▶ [Aim]:
For the material that follows, list every line containing the word "dimine".

........

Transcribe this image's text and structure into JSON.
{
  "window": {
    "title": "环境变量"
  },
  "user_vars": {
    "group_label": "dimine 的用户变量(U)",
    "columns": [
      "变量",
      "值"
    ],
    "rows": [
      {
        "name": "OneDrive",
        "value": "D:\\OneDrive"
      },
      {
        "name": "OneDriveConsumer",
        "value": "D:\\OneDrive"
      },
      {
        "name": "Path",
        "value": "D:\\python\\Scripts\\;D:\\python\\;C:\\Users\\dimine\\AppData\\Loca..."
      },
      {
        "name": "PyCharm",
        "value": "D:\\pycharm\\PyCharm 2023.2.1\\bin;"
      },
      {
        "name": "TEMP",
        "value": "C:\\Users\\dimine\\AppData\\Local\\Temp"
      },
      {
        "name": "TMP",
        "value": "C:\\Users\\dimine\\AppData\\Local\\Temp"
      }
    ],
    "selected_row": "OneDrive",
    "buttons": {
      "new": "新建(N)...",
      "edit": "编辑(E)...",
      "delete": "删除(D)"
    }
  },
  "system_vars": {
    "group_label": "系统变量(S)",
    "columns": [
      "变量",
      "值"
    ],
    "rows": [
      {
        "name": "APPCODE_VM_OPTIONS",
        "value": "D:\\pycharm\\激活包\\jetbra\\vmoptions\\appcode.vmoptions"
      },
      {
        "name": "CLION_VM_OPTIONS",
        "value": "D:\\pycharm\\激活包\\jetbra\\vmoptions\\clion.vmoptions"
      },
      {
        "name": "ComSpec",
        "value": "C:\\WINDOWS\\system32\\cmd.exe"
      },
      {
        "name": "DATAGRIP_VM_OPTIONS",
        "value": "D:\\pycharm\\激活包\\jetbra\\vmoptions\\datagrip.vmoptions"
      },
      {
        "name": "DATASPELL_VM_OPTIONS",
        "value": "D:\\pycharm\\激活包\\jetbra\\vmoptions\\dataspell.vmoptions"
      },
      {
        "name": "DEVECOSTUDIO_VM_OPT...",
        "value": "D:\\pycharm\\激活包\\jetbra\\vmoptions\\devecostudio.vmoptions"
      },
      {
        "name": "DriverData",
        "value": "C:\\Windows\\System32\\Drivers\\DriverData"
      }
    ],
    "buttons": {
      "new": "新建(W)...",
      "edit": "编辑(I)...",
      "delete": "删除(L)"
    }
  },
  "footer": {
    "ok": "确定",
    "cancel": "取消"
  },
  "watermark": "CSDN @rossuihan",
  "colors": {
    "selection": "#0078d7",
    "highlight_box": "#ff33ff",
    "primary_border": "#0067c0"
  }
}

........

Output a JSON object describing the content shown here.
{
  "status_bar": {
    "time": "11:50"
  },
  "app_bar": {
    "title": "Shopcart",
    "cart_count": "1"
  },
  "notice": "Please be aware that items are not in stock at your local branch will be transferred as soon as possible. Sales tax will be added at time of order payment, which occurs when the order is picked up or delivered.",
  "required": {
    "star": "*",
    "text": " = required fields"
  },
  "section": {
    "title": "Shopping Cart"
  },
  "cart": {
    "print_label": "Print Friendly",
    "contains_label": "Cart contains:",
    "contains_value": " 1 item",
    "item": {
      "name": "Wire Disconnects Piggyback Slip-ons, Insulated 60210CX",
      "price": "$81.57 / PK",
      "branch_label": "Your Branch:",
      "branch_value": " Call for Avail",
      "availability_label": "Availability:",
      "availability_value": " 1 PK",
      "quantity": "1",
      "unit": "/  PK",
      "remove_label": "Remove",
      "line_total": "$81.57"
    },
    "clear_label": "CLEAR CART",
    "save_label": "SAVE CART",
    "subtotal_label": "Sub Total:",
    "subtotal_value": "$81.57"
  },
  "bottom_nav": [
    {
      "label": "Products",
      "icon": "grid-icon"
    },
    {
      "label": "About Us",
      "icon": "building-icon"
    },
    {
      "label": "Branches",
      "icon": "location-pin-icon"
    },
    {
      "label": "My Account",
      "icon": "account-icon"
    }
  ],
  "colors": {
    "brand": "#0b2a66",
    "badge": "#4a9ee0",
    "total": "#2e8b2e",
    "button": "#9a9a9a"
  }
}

........

▶ [Solved exercise]:
    "group_label": "dimine 的用户变量(U)",
        "value": "D:\\python\\Scripts\\;D:\\python\\;C:\\Users\\dimine\\AppData\\Loca..."
        "value": "C:\\Users\\dimine\\AppData\\Local\\Temp"
        "value": "C:\\Users\\dimine\\AppData\\Local\\Temp"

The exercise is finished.